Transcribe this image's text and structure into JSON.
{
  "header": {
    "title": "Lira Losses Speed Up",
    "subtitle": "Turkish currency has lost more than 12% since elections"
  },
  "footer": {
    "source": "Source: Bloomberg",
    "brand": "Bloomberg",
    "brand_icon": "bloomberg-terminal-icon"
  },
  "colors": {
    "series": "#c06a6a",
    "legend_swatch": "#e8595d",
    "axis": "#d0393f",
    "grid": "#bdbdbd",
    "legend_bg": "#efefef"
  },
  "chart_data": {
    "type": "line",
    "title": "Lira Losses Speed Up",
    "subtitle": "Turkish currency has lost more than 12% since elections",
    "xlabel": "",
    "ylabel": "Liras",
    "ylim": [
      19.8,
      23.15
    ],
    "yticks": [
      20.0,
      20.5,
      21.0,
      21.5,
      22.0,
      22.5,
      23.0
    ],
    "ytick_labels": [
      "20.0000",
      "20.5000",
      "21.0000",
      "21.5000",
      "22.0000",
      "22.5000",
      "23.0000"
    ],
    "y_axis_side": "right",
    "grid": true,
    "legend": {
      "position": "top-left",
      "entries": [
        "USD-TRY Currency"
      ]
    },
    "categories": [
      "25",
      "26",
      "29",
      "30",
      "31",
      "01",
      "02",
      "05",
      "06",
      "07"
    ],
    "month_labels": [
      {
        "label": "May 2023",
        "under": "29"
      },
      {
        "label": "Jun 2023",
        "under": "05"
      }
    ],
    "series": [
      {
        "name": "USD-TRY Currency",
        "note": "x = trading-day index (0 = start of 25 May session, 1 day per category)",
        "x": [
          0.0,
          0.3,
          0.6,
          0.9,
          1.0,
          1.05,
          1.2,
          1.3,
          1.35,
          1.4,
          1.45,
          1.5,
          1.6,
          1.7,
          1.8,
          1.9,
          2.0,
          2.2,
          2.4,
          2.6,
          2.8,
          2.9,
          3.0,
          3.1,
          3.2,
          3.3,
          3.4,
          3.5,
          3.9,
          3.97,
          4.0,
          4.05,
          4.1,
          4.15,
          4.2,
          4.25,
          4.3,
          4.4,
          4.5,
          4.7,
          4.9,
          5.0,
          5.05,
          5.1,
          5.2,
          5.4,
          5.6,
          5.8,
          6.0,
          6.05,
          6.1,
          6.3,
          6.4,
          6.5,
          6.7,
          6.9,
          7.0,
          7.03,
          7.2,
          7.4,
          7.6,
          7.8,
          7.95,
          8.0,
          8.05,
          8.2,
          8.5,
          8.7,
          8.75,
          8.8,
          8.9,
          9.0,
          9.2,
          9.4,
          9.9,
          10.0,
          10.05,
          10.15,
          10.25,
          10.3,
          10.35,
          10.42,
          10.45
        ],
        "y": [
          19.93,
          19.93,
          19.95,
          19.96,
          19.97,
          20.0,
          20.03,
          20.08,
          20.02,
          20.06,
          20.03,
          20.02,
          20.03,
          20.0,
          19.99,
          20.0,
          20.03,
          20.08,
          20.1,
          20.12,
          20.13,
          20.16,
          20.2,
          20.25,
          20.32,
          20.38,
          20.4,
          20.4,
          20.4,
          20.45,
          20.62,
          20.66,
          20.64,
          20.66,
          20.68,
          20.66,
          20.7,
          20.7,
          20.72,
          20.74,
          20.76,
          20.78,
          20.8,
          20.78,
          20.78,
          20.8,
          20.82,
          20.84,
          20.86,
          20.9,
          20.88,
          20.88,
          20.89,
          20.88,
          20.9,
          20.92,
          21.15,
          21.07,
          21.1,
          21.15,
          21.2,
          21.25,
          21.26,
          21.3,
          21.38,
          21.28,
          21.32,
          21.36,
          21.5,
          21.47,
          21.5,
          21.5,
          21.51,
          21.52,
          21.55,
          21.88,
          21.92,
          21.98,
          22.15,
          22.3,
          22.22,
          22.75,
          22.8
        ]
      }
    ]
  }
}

····················

§ **WHAT NEEDS TO BE DONE**
Your task is to reproduce all of the records exactly.

§ **REPLY**
Transcribe this image's text and structure into JSON.
{
  "header": {
    "title": "Lira Losses Speed Up",
    "subtitle": "Turkish currency has lost more than 12% since elections"
  },
  "footer": {
    "source": "Source: Bloomberg",
    "brand": "Bloomberg",
    "brand_icon": "bloomberg-terminal-icon"
  },
  "colors": {
    "series": "#c06a6a",
    "legend_swatch": "#e8595d",
    "axis": "#d0393f",
    "grid": "#bdbdbd",
    "legend_bg": "#efefef"
  },
  "chart_data": {
    "type": "line",
    "title": "Lira Losses Speed Up",
    "subtitle": "Turkish currency has lost more than 12% since elections",
    "xlabel": "",
    "ylabel": "Liras",
    "ylim": [
      19.8,
      23.15
    ],
    "yticks": [
      20.0,
      20.5,
      21.0,
      21.5,
      22.0,
      22.5,
      23.0
    ],
    "ytick_labels": [
      "20.0000",
      "20.5000",
      "21.0000",
      "21.5000",
      "22.0000",
      "22.5000",
      "23.0000"
    ],
    "y_axis_side": "right",
    "grid": true,
    "legend": {
      "position": "top-left",
      "entries": [
        "USD-TRY Currency"
      ]
    },
    "categories": [
      "25",
      "26",
      "29",
      "30",
      "31",
      "01",
      "02",
      "05",
      "06",
      "07"
    ],
    "month_labels": [
      {
        "label": "May 2023",
        "under": "29"
      },
      {
        "label": "Jun 2023",
        "under": "05"
      }
    ],
    "series": [
      {
        "name": "USD-TRY Currency",
        "note": "x = trading-day index (0 = start of 25 May session, 1 day per category)",
        "x": [
          0.0,
          0.3,
          0.6,
          0.9,
          1.0,
          1.05,
          1.2,
          1.3,
          1.35,
          1.4,
          1.45,
          1.5,
          1.6,
          1.7,
          1.8,
          1.9,
          2.0,
          2.2,
          2.4,
          2.6,
          2.8,
          2.9,
          3.0,
          3.1,
          3.2,
          3.3,
          3.4,
          3.5,
          3.9,
          3.97,
          4.0,
          4.05,
          4.1,
          4.15,
          4.2,
          4.25,
          4.3,
          4.4,
          4.5,
          4.7,
          4.9,
          5.0,
          5.05,
          5.1,
          5.2,
          5.4,
          5.6,
          5.8,
          6.0,
          6.05,
          6.1,
          6.3,
          6.4,
          6.5,
          6.7,
          6.9,
          7.0,
          7.03,
          7.2,
          7.4,
          7.6,
          7.8,
          7.95,
          8.0,
          8.05,
          8.2,
          8.5,
          8.7,
          8.75,
          8.8,
          8.9,
          9.0,
          9.2,
          9.4,
          9.9,
          10.0,
          10.05,
          10.15,
          10.25,
          10.3,
          10.35,
          10.42,
          10.45
        ],
        "y": [
          19.93,
          19.93,
          19.95,
          19.96,
          19.97,
          20.0,
          20.03,
          20.08,
          20.02,
          20.06,
          20.03,
          20.02,
          20.03,
          20.0,
          19.99,
          20.0,
          20.03,
          20.08,
          20.1,
          20.12,
          20.13,
          20.16,
          20.2,
          20.25,
          20.32,
          20.38,
          20.4,
          20.4,
          20.4,
          20.45,
          20.62,
          20.66,
          20.64,
          20.66,
          20.68,
          20.66,
          20.7,
          20.7,
          20.72,
          20.74,
          20.76,
          20.78,
          20.8,
          20.78,
          20.78,
          20.8,
          20.82,
          20.84,
          20.86,
          20.9,
          20.88,
          20.88,
          20.89,
          20.88,
          20.9,
          20.92,
          21.15,
          21.07,
          21.1,
          21.15,
          21.2,
          21.25,
          21.26,
          21.3,
          21.38,
          21.28,
          21.32,
          21.36,
          21.5,
          21.47,
          21.5,
          21.5,
          21.51,
          21.52,
          21.55,
          21.88,
          21.92,
          21.98,
          22.15,
          22.3,
          22.22,
          22.75,
          22.8
        ]
      }
    ]
  }
}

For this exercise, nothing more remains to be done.